Direction -> Retype the tail of the data exactly, starting at the line containing "What text is on this page?" and stopping at the last line.

Supplied material ->

* * *

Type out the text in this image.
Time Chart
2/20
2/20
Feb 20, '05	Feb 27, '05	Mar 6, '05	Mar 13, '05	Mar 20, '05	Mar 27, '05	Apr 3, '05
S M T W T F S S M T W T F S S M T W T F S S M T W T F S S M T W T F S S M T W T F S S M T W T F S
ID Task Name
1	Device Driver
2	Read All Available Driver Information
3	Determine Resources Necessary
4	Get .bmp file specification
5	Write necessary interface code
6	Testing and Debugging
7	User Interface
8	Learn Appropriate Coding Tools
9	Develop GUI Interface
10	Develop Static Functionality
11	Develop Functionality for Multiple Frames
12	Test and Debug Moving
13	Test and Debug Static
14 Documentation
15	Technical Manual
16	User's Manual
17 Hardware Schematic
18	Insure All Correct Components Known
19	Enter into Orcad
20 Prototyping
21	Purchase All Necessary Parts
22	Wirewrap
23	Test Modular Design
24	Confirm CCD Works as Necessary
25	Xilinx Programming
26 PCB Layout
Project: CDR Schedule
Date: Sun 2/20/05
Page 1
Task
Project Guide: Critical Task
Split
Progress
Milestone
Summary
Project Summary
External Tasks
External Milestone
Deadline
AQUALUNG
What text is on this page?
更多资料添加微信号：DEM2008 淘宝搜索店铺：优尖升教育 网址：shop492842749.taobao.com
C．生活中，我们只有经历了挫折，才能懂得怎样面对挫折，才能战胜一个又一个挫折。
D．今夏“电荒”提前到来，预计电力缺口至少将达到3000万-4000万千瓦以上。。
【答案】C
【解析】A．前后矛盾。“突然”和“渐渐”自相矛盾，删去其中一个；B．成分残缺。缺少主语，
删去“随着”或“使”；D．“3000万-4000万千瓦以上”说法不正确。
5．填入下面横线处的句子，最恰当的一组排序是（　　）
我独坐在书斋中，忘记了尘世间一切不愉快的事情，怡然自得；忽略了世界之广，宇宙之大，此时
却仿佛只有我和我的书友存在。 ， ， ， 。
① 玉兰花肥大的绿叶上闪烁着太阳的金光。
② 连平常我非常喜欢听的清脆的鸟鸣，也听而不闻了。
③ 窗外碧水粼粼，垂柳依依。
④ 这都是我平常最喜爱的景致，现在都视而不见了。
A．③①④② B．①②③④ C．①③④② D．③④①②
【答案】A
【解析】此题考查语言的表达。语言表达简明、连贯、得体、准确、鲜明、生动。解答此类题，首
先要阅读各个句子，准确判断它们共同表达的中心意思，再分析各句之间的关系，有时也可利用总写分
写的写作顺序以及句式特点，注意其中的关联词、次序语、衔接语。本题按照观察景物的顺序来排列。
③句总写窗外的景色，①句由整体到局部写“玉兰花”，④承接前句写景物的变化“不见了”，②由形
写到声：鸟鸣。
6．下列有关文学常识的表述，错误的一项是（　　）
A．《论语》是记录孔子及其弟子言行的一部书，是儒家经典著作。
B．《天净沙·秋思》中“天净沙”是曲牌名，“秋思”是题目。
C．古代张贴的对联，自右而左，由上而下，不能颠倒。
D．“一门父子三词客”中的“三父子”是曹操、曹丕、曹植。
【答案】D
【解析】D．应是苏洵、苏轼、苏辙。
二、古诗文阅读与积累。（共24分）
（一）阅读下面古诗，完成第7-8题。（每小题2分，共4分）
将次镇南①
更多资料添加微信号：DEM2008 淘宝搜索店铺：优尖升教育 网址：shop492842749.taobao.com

* * *

Output for this exercise ->
What text is on this page?
更多资料添加微信号：DEM2008 淘宝搜索店铺：优尖升教育 网址：shop492842749.taobao.com
C．生活中，我们只有经历了挫折，才能懂得怎样面对挫折，才能战胜一个又一个挫折。
D．今夏“电荒”提前到来，预计电力缺口至少将达到3000万-4000万千瓦以上。。
【答案】C
【解析】A．前后矛盾。“突然”和“渐渐”自相矛盾，删去其中一个；B．成分残缺。缺少主语，
删去“随着”或“使”；D．“3000万-4000万千瓦以上”说法不正确。
5．填入下面横线处的句子，最恰当的一组排序是（　　）
我独坐在书斋中，忘记了尘世间一切不愉快的事情，怡然自得；忽略了世界之广，宇宙之大，此时
却仿佛只有我和我的书友存在。 ， ， ， 。
① 玉兰花肥大的绿叶上闪烁着太阳的金光。
② 连平常我非常喜欢听的清脆的鸟鸣，也听而不闻了。
③ 窗外碧水粼粼，垂柳依依。
④ 这都是我平常最喜爱的景致，现在都视而不见了。
A．③①④② B．①②③④ C．①③④② D．③④①②
【答案】A
【解析】此题考查语言的表达。语言表达简明、连贯、得体、准确、鲜明、生动。解答此类题，首
先要阅读各个句子，准确判断它们共同表达的中心意思，再分析各句之间的关系，有时也可利用总写分
写的写作顺序以及句式特点，注意其中的关联词、次序语、衔接语。本题按照观察景物的顺序来排列。
③句总写窗外的景色，①句由整体到局部写“玉兰花”，④承接前句写景物的变化“不见了”，②由形
写到声：鸟鸣。
6．下列有关文学常识的表述，错误的一项是（　　）
A．《论语》是记录孔子及其弟子言行的一部书，是儒家经典著作。
B．《天净沙·秋思》中“天净沙”是曲牌名，“秋思”是题目。
C．古代张贴的对联，自右而左，由上而下，不能颠倒。
D．“一门父子三词客”中的“三父子”是曹操、曹丕、曹植。
【答案】D
【解析】D．应是苏洵、苏轼、苏辙。
二、古诗文阅读与积累。（共24分）
（一）阅读下面古诗，完成第7-8题。（每小题2分，共4分）
将次镇南①
更多资料添加微信号：DEM2008 淘宝搜索店铺：优尖升教育 网址：shop492842749.taobao.com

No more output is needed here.